Excerpt from a dataset:
=======

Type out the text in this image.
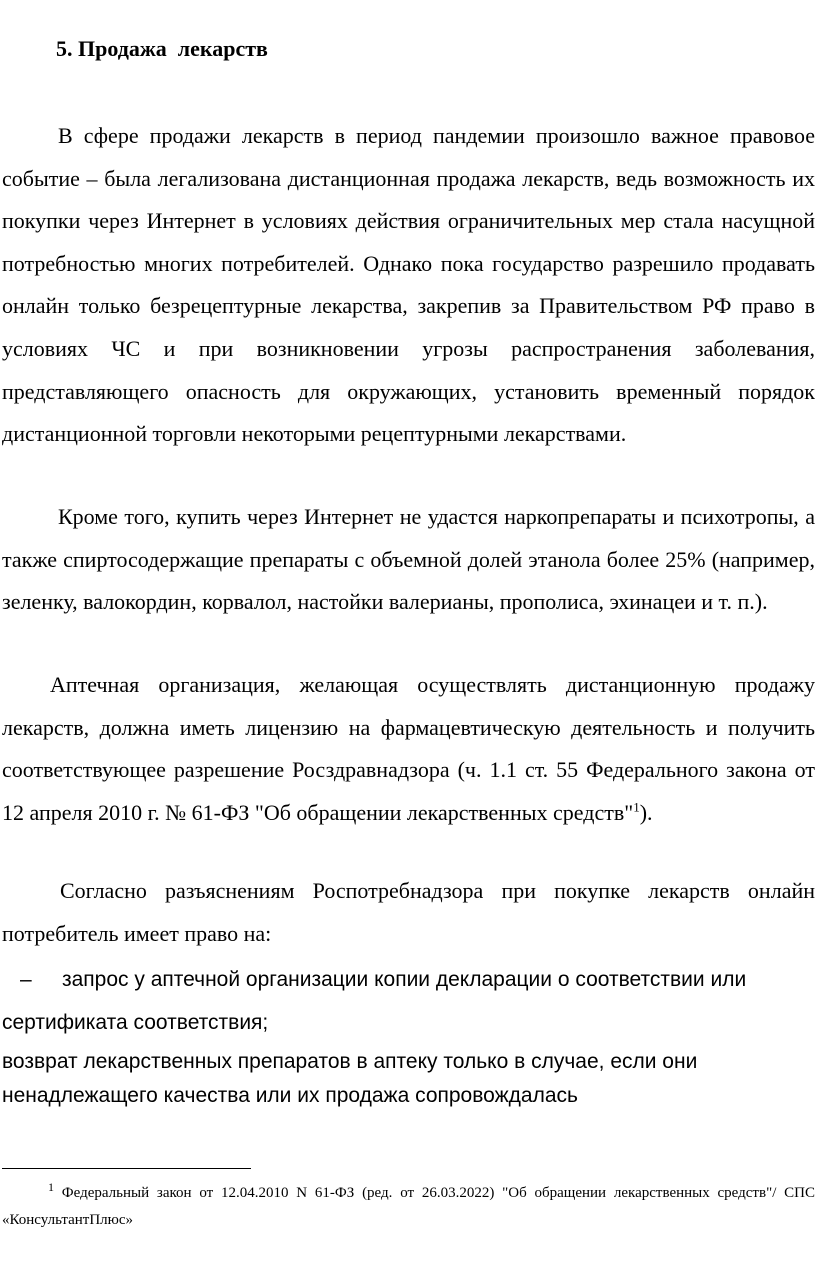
5. Продажа  лекарств

В сфере продажи лекарств в период пандемии произошло важное правовое событие – была легализована дистанционная продажа лекарств, ведь возможность их покупки через Интернет в условиях действия ограничительных мер стала насущной потребностью многих потребителей. Однако пока государство разрешило продавать онлайн только безрецептурные лекарства, закрепив за Правительством РФ право в условиях ЧС и при возникновении угрозы распространения заболевания, представляющего опасность для окружающих, установить временный порядок дистанционной торговли некоторыми рецептурными лекарствами.

Кроме того, купить через Интернет не удастся наркопрепараты и психотропы, а также спиртосодержащие препараты с объемной долей этанола более 25% (например, зеленку, валокордин, корвалол, настойки валерианы, прополиса, эхинацеи и т. п.).

Аптечная организация, желающая осуществлять дистанционную продажу лекарств, должна иметь лицензию на фармацевтическую деятельность и получить соответствующее разрешение Росздравнадзора (ч. 1.1 ст. 55 Федерального закона от 12 апреля 2010 г. № 61-ФЗ "Об обращении лекарственных средств"$^1$).

Согласно разъяснениям Роспотребнадзора при покупке лекарств онлайн потребитель имеет право на:

– запрос у аптечной организации копии декларации о соответствии или сертификата соответствия;

возврат лекарственных препаратов в аптеку только в случае, если они ненадлежащего качества или их продажа сопровождалась

$^1$ Федеральный закон от 12.04.2010 N 61-ФЗ (ред. от 26.03.2022) "Об обращении лекарственных средств"/ СПС «КонсультантПлюс»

=======

# [Task description]
Your task is to set down the records shown above exactly, minus any pictures.

# [Result for this exercise]
Type out the text in this image.
5. Продажа  лекарств

В сфере продажи лекарств в период пандемии произошло важное правовое событие – была легализована дистанционная продажа лекарств, ведь возможность их покупки через Интернет в условиях действия ограничительных мер стала насущной потребностью многих потребителей. Однако пока государство разрешило продавать онлайн только безрецептурные лекарства, закрепив за Правительством РФ право в условиях ЧС и при возникновении угрозы распространения заболевания, представляющего опасность для окружающих, установить временный порядок дистанционной торговли некоторыми рецептурными лекарствами.

Кроме того, купить через Интернет не удастся наркопрепараты и психотропы, а также спиртосодержащие препараты с объемной долей этанола более 25% (например, зеленку, валокордин, корвалол, настойки валерианы, прополиса, эхинацеи и т. п.).

Аптечная организация, желающая осуществлять дистанционную продажу лекарств, должна иметь лицензию на фармацевтическую деятельность и получить соответствующее разрешение Росздравнадзора (ч. 1.1 ст. 55 Федерального закона от 12 апреля 2010 г. № 61-ФЗ "Об обращении лекарственных средств"$^1$).

Согласно разъяснениям Роспотребнадзора при покупке лекарств онлайн потребитель имеет право на:

– запрос у аптечной организации копии декларации о соответствии или сертификата соответствия;

возврат лекарственных препаратов в аптеку только в случае, если они ненадлежащего качества или их продажа сопровождалась

$^1$ Федеральный закон от 12.04.2010 N 61-ФЗ (ред. от 26.03.2022) "Об обращении лекарственных средств"/ СПС «КонсультантПлюс»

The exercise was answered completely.